GIVEN PROBLEM - The entries below should be given again exactly, minus their pictures.

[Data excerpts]
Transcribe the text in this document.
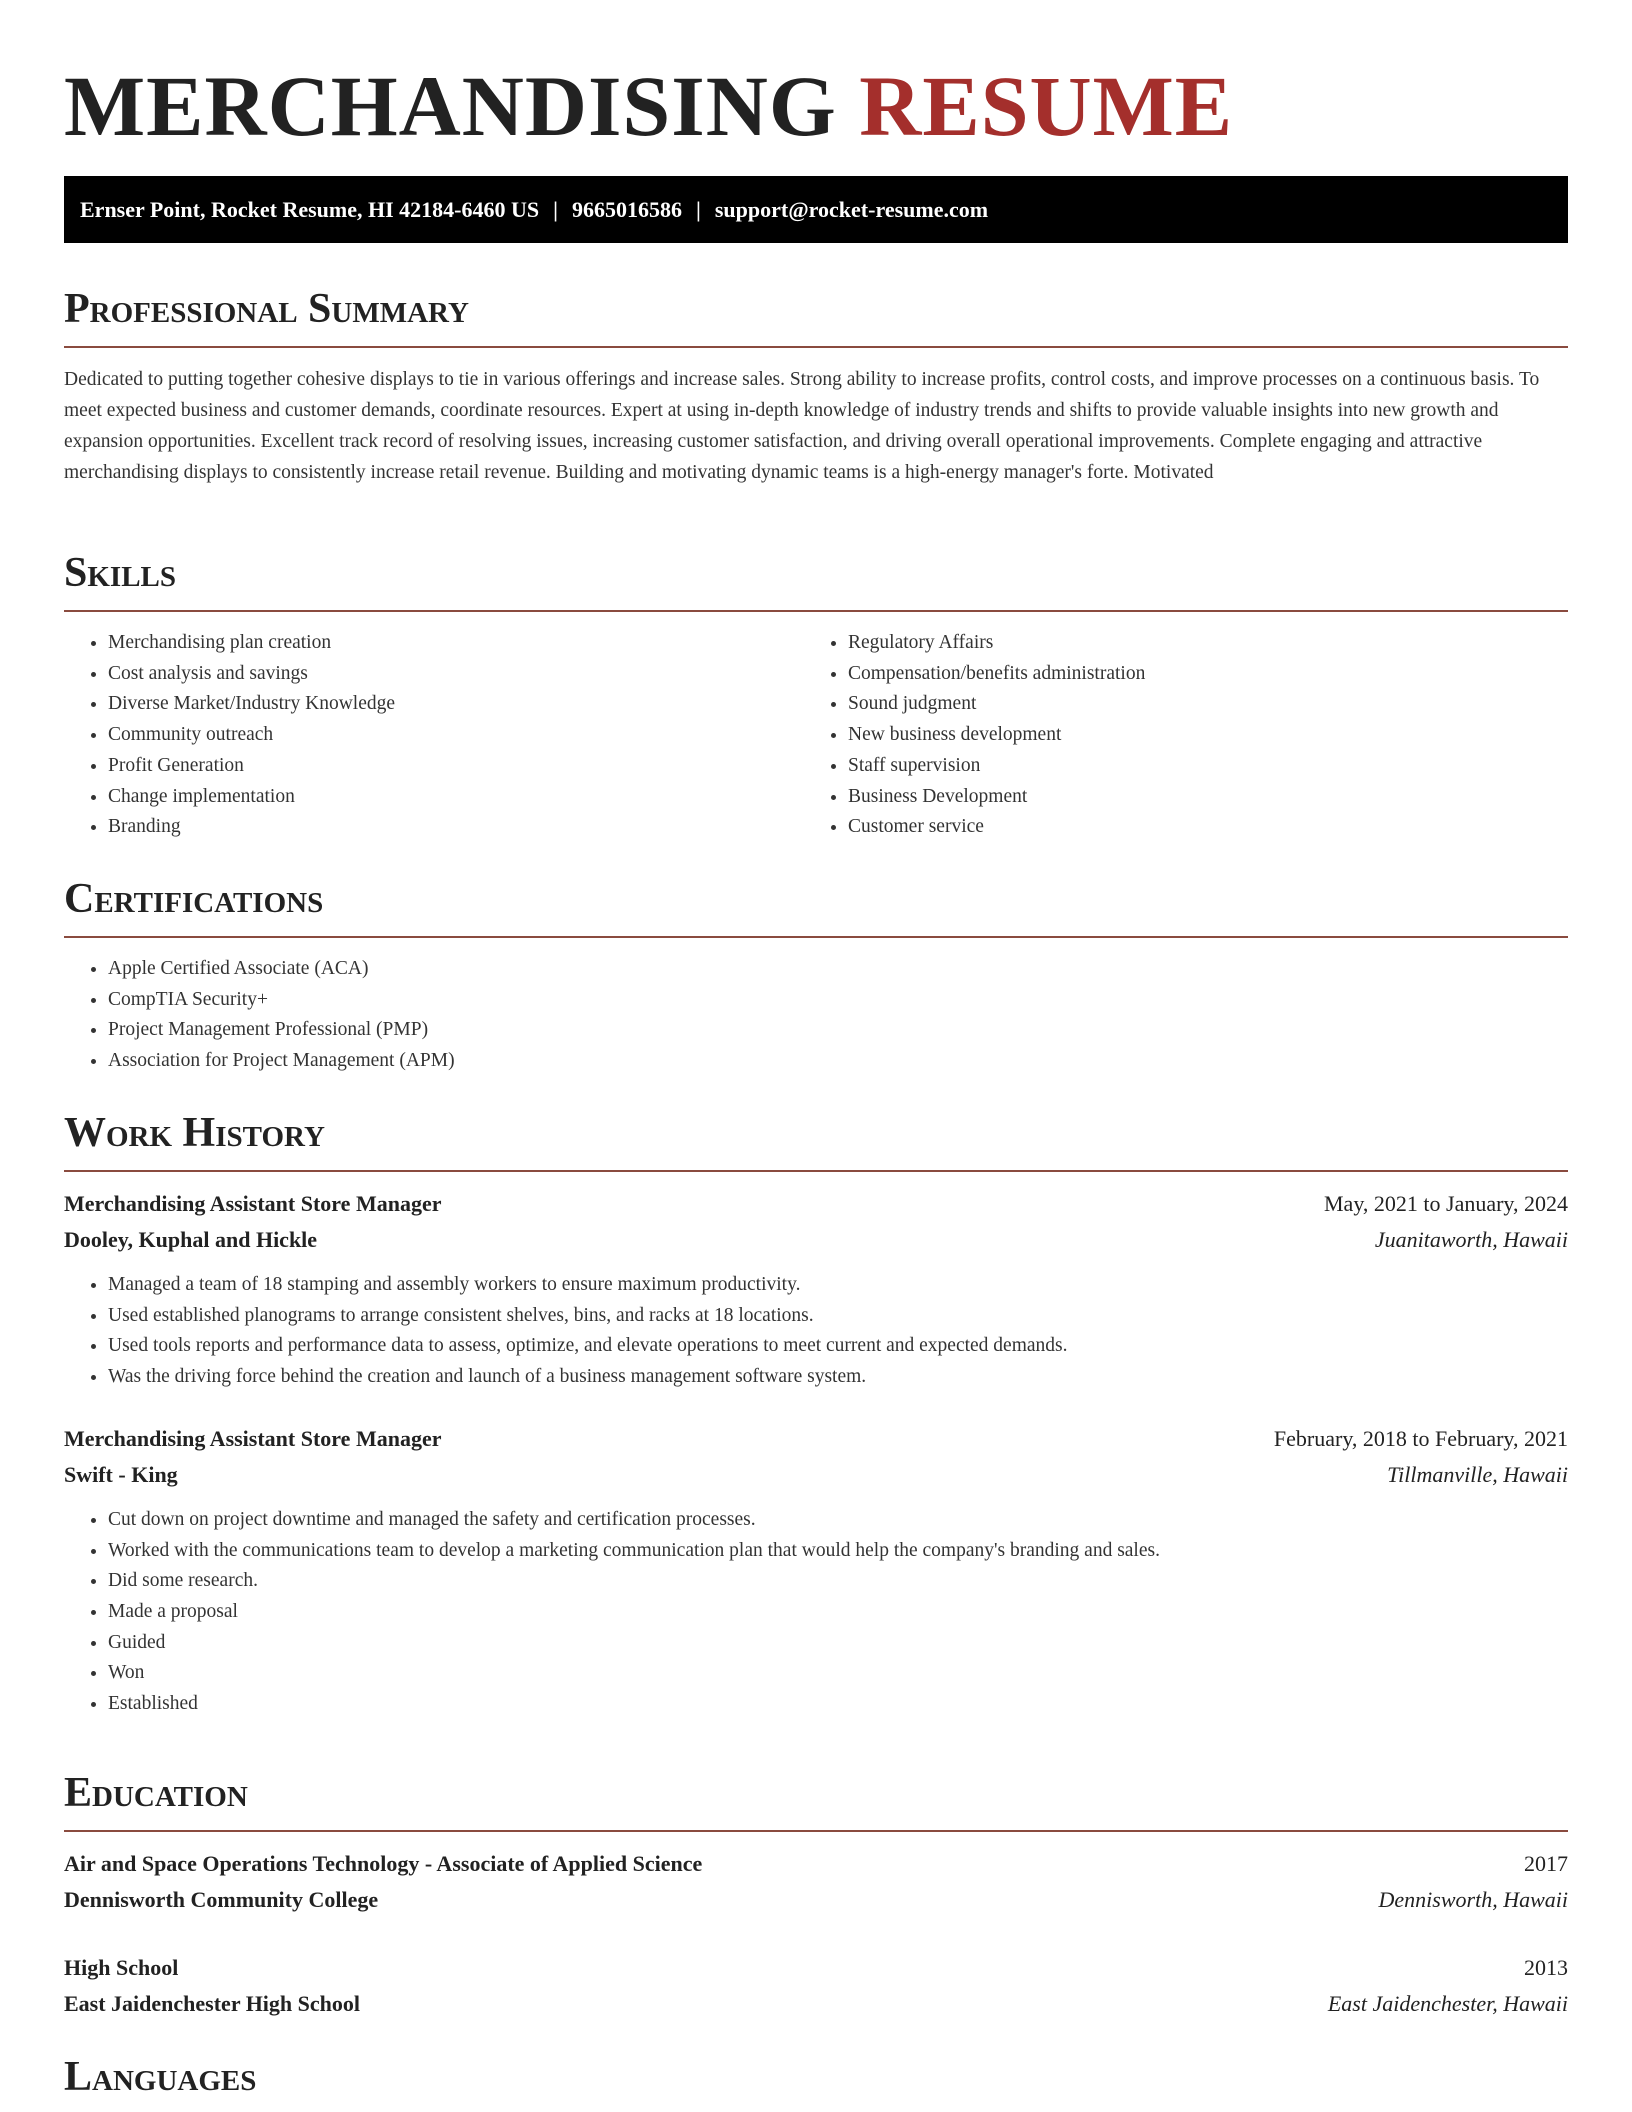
MERCHANDISING RESUME
Ernser Point, Rocket Resume, HI 42184-6460 US | 9665016586 | support@rocket-resume.com
Professional Summary

Dedicated to putting together cohesive displays to tie in various offerings and increase sales. Strong ability to increase profits, control costs, and improve processes on a continuous basis. To meet expected business and customer demands, coordinate resources. Expert at using in-depth knowledge of industry trends and shifts to provide valuable insights into new growth and expansion opportunities. Excellent track record of resolving issues, increasing customer satisfaction, and driving overall operational improvements. Complete engaging and attractive merchandising displays to consistently increase retail revenue. Building and motivating dynamic teams is a high-energy manager's forte. Motivated

Skills
• Merchandising plan creation
• Cost analysis and savings
• Diverse Market/Industry Knowledge
• Community outreach
• Profit Generation
• Change implementation
• Branding
• Regulatory Affairs
• Compensation/benefits administration
• Sound judgment
• New business development
• Staff supervision
• Business Development
• Customer service
Certifications
• Apple Certified Associate (ACA)
• CompTIA Security+
• Project Management Professional (PMP)
• Association for Project Management (APM)
Work History
Merchandising Assistant Store Manager	May, 2021 to January, 2024
Dooley, Kuphal and Hickle	Juanitaworth, Hawaii
• Managed a team of 18 stamping and assembly workers to ensure maximum productivity.
• Used established planograms to arrange consistent shelves, bins, and racks at 18 locations.
• Used tools reports and performance data to assess, optimize, and elevate operations to meet current and expected demands.
• Was the driving force behind the creation and launch of a business management software system.
Merchandising Assistant Store Manager	February, 2018 to February, 2021
Swift - King	Tillmanville, Hawaii
• Cut down on project downtime and managed the safety and certification processes.
• Worked with the communications team to develop a marketing communication plan that would help the company's branding and sales.
• Did some research.
• Made a proposal
• Guided
• Won
• Established
Education
Air and Space Operations Technology - Associate of Applied Science	2017
Dennisworth Community College	Dennisworth, Hawaii
High School	2013
East Jaidenchester High School	East Jaidenchester, Hawaii
Languages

REPLY TO THE TASK -
Transcribe the text in this document.
MERCHANDISING RESUME
Ernser Point, Rocket Resume, HI 42184-6460 US | 9665016586 | support@rocket-resume.com
Professional Summary

Dedicated to putting together cohesive displays to tie in various offerings and increase sales. Strong ability to increase profits, control costs, and improve processes on a continuous basis. To meet expected business and customer demands, coordinate resources. Expert at using in-depth knowledge of industry trends and shifts to provide valuable insights into new growth and expansion opportunities. Excellent track record of resolving issues, increasing customer satisfaction, and driving overall operational improvements. Complete engaging and attractive merchandising displays to consistently increase retail revenue. Building and motivating dynamic teams is a high-energy manager's forte. Motivated

Skills
• Merchandising plan creation
• Cost analysis and savings
• Diverse Market/Industry Knowledge
• Community outreach
• Profit Generation
• Change implementation
• Branding
• Regulatory Affairs
• Compensation/benefits administration
• Sound judgment
• New business development
• Staff supervision
• Business Development
• Customer service
Certifications
• Apple Certified Associate (ACA)
• CompTIA Security+
• Project Management Professional (PMP)
• Association for Project Management (APM)
Work History
Merchandising Assistant Store Manager	May, 2021 to January, 2024
Dooley, Kuphal and Hickle	Juanitaworth, Hawaii
• Managed a team of 18 stamping and assembly workers to ensure maximum productivity.
• Used established planograms to arrange consistent shelves, bins, and racks at 18 locations.
• Used tools reports and performance data to assess, optimize, and elevate operations to meet current and expected demands.
• Was the driving force behind the creation and launch of a business management software system.
Merchandising Assistant Store Manager	February, 2018 to February, 2021
Swift - King	Tillmanville, Hawaii
• Cut down on project downtime and managed the safety and certification processes.
• Worked with the communications team to develop a marketing communication plan that would help the company's branding and sales.
• Did some research.
• Made a proposal
• Guided
• Won
• Established
Education
Air and Space Operations Technology - Associate of Applied Science	2017
Dennisworth Community College	Dennisworth, Hawaii
High School	2013
East Jaidenchester High School	East Jaidenchester, Hawaii
Languages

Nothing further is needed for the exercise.